---- Provided entries
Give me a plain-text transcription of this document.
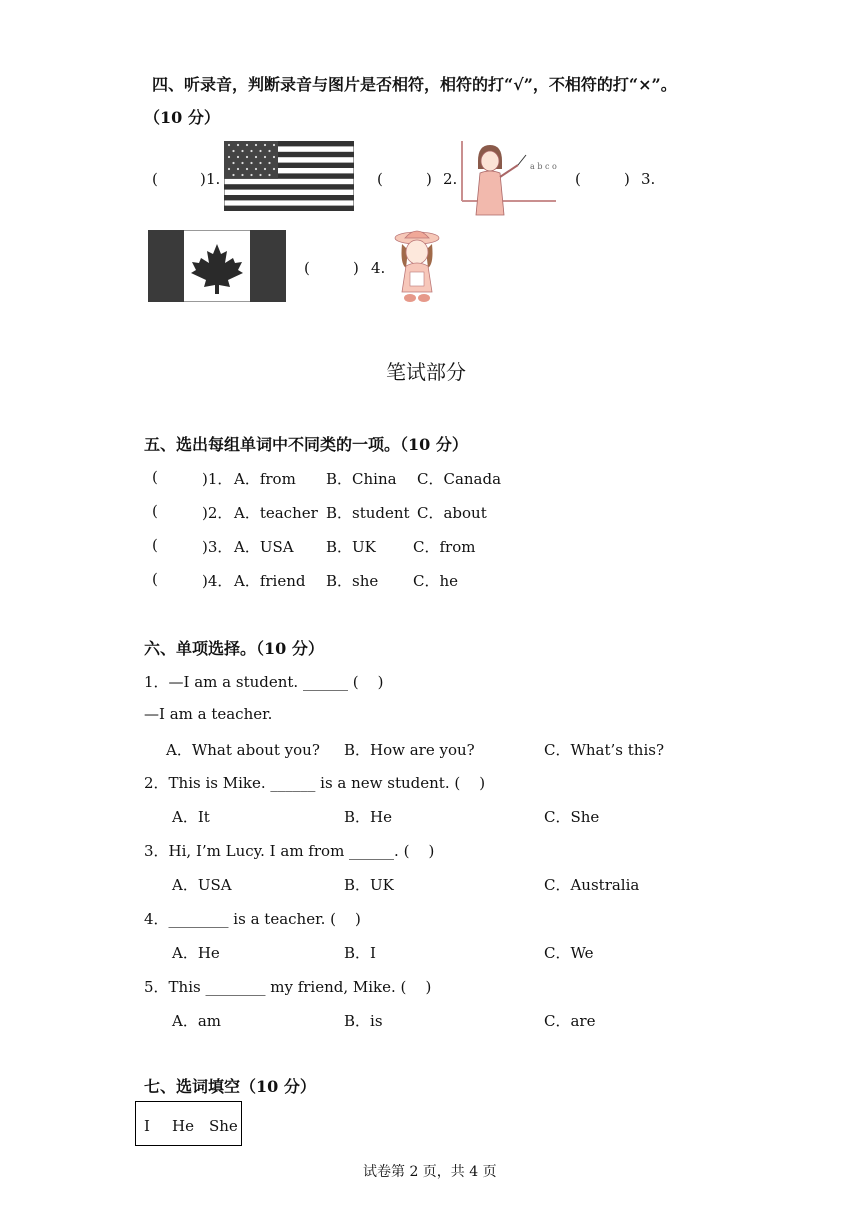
四、听录音，判断录音与图片是否相符，相符的打“√”，不相符的打“×”。
（10 分）
(	) 1.	(	) 2.
a b c o
(	) 3.
(	) 4.
笔试部分
五、选出每组单词中不同类的一项。（10 分）
(	)1． A．from B．China C．Canada
(	)2． A．teacher B．student C．about
(	)3． A．USA B．UK C．from
(	)4． A．friend B．she C．he
六、单项选择。（10 分）
1．—I am a student. ______ (    )
—I am a teacher.
A．What about you? B．How are you?	C．What’s this?
2．This is Mike. ______ is a new student. (    )
A．It	B．He	C．She
3．Hi, I’m Lucy. I am from ______. (    )
A．USA	B．UK	C．Australia
4．________ is a teacher. (    )
A．He	B．I	C．We
5．This ________ my friend, Mike. (    )
A．am	B．is	C．are
七、选词填空（10 分）
I He She
试卷第 2 页，共 4 页
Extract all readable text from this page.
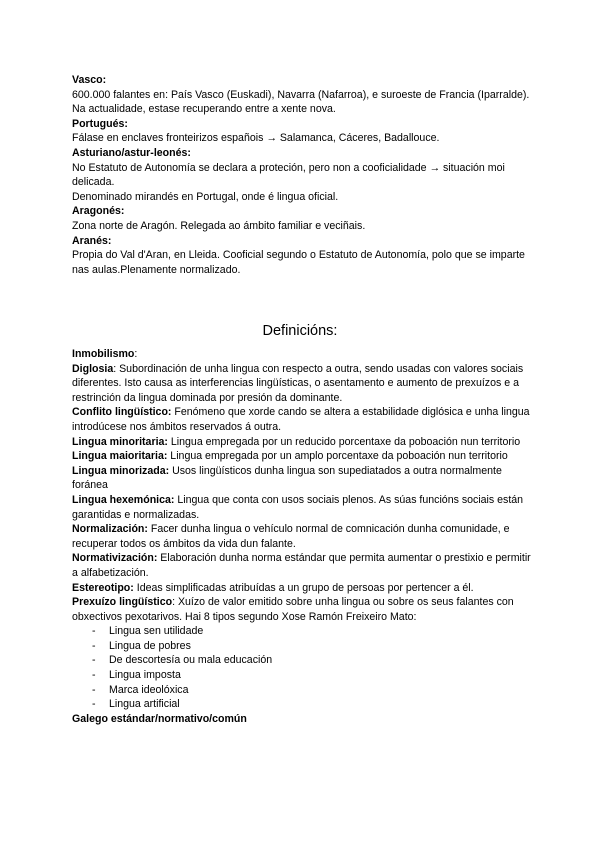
Vasco:

600.000 falantes en: País Vasco (Euskadi), Navarra (Nafarroa), e suroeste de Francia (Iparralde). Na actualidade, estase recuperando entre a xente nova.

Portugués:

Fálase en enclaves fronteirizos españois → Salamanca, Cáceres, Badallouce.

Asturiano/astur-leonés:

No Estatuto de Autonomía se declara a proteción, pero non a cooficialidade → situación moi delicada.

Denominado mirandés en Portugal, onde é lingua oficial.

Aragonés:

Zona norte de Aragón. Relegada ao ámbito familiar e veciñais.

Aranés:

Propia do Val d'Aran, en Lleida. Cooficial segundo o Estatuto de Autonomía, polo que se imparte nas aulas.Plenamente normalizado.

Definicións:

Inmobilismo:

Diglosia: Subordinación de unha lingua con respecto a outra, sendo usadas con valores sociais diferentes. Isto causa as interferencias lingüísticas, o asentamento e aumento de prexuízos e a restrinción da lingua dominada por presión da dominante.

Conflito lingüístico: Fenómeno que xorde cando se altera a estabilidade diglósica e unha lingua introdúcese nos ámbitos reservados á outra.

Lingua minoritaria: Lingua empregada por un reducido porcentaxe da poboación nun territorio

Lingua maioritaria: Lingua empregada por un amplo porcentaxe da poboación nun territorio

Lingua minorizada: Usos lingüísticos dunha lingua son supediatados a outra normalmente foránea

Lingua hexemónica: Lingua que conta con usos sociais plenos. As súas funcións sociais están garantidas e normalizadas.

Normalización: Facer dunha lingua o vehículo normal de comnicación dunha comunidade, e recuperar todos os ámbitos da vida dun falante.

Normativización: Elaboración dunha norma estándar que permita aumentar o prestixio e permitir a alfabetización.

Estereotipo: Ideas simplificadas atribuídas a un grupo de persoas por pertencer a él.

Prexuízo lingüístico: Xuízo de valor emitido sobre unha lingua ou sobre os seus falantes con obxectivos pexotarivos. Hai 8 tipos segundo Xose Ramón Freixeiro Mato:

- Lingua sen utilidade
- Lingua de pobres
- De descortesía ou mala educación
- Lingua imposta
- Marca ideolóxica
- Lingua artificial

Galego estándar/normativo/común
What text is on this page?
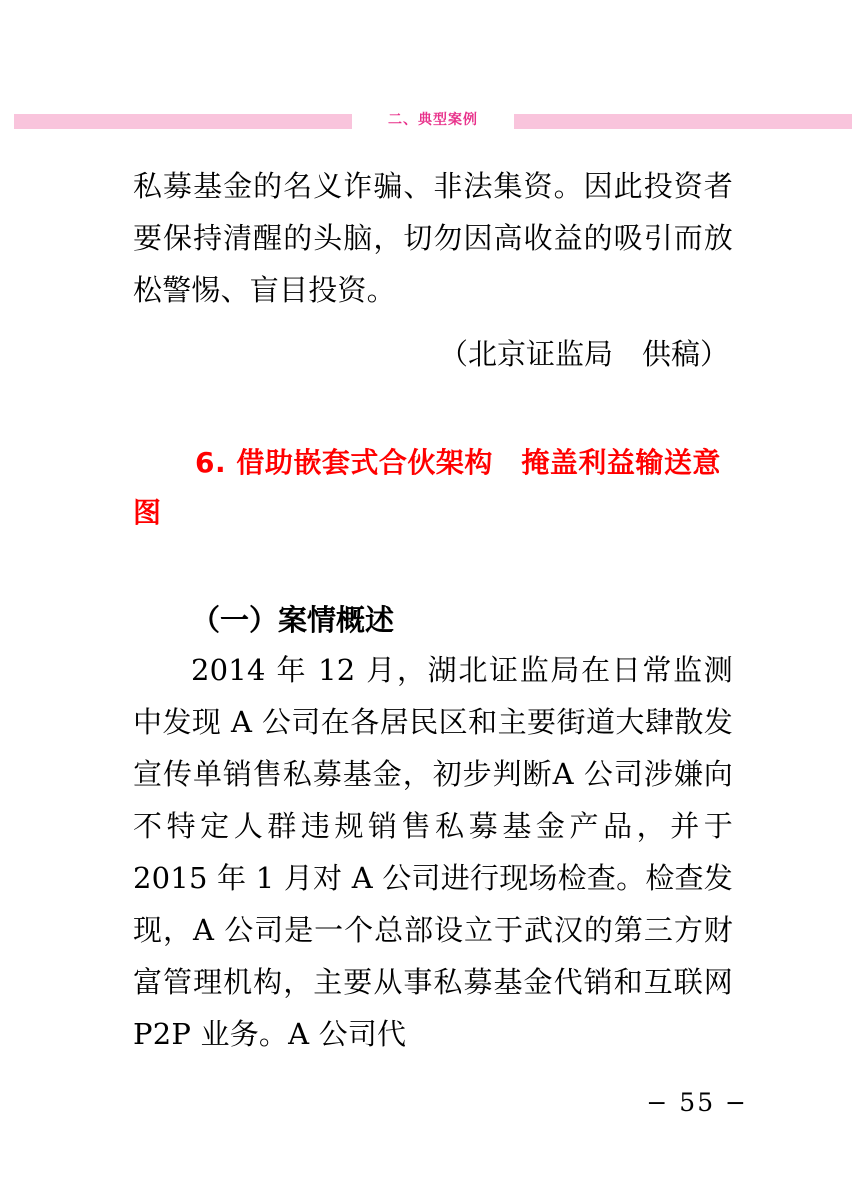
二、典型案例

私募基金的名义诈骗、非法集资。因此投资者要保持清醒的头脑，切勿因高收益的吸引而放松警惕、盲目投资。

（北京证监局　供稿）

6. 借助嵌套式合伙架构　掩盖利益输送意图
（一）案情概述

2014 年 12 月，湖北证监局在日常监测中发现 A 公司在各居民区和主要街道大肆散发宣传单销售私募基金，初步判断A 公司涉嫌向不特定人群违规销售私募基金产品，并于 2015 年 1 月对 A 公司进行现场检查。检查发现，A 公司是一个总部设立于武汉的第三方财富管理机构，主要从事私募基金代销和互联网 P2P 业务。A 公司代

− 55 −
--------
List every line above that contains the word "teacher".

(	)2． A．teacher B．student C．about
—I am a teacher.
4．________ is a teacher. (    )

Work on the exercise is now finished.